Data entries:
** start **

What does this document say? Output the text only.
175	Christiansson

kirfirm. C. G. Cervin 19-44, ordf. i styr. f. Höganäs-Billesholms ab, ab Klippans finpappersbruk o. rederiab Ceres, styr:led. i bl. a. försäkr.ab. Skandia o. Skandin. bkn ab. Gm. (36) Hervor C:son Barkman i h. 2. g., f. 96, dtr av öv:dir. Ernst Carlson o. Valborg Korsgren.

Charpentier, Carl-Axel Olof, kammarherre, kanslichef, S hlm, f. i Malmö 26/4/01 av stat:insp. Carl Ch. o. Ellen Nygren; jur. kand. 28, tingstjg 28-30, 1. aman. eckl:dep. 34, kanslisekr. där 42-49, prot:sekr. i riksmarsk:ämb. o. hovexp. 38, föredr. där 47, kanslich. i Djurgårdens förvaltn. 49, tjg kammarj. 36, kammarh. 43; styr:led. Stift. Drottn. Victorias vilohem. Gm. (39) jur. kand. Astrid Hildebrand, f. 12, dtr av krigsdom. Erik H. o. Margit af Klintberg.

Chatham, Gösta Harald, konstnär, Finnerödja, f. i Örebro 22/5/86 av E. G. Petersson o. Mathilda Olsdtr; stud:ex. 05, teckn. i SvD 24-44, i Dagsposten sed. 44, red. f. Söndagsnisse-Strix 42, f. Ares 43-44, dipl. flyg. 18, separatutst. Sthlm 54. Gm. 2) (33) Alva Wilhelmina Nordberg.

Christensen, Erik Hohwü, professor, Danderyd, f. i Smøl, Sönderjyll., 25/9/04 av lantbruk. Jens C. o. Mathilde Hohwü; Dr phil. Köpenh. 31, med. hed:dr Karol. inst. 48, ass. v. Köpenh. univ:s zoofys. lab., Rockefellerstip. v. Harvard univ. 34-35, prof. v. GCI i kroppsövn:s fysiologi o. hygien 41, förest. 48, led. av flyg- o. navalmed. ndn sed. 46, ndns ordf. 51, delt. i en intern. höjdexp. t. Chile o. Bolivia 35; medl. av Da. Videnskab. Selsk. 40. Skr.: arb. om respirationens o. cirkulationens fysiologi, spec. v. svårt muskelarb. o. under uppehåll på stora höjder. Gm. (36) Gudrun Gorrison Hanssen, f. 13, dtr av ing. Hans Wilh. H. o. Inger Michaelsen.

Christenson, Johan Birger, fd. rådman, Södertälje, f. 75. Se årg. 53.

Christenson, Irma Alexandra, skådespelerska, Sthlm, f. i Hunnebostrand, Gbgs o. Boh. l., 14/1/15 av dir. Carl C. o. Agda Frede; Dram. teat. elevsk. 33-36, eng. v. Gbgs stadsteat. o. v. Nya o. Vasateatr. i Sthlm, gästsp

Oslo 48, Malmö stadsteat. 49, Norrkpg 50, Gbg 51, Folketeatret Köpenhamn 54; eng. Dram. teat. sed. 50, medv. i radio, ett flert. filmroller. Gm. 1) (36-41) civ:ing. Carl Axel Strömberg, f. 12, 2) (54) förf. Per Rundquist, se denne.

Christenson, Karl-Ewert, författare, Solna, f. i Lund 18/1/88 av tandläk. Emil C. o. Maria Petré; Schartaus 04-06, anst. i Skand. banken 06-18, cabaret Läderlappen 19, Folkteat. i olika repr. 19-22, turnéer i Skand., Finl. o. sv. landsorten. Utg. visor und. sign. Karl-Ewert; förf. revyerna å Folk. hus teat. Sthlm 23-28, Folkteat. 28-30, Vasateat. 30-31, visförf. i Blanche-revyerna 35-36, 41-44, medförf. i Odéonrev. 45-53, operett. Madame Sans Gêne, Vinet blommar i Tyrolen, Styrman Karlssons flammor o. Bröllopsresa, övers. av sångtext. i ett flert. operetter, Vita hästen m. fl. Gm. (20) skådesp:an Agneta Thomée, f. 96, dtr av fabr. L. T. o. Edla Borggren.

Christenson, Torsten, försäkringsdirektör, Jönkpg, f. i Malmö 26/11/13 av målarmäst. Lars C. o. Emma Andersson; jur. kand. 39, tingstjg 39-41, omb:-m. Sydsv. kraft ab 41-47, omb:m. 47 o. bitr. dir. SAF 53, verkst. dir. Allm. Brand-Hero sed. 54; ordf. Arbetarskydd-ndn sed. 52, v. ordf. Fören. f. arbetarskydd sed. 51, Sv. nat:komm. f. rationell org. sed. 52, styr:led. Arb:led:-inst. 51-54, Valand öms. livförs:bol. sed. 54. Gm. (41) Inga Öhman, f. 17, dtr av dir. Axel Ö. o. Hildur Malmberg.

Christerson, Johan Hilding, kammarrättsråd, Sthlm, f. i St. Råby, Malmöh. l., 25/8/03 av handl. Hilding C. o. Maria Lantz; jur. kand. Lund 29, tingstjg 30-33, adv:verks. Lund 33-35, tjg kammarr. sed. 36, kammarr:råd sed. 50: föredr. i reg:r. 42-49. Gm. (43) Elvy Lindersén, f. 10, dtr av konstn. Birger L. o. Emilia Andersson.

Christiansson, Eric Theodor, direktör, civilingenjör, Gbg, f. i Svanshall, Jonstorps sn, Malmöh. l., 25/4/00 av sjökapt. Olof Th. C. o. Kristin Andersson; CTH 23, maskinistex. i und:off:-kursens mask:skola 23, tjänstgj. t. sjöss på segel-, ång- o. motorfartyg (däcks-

** end **

§ **TASK TO CARRY OUT**: Among the lines of the data above, count those holding "stadsteat" and state only the number.

§ **PROBLEM SOLUTION**: 2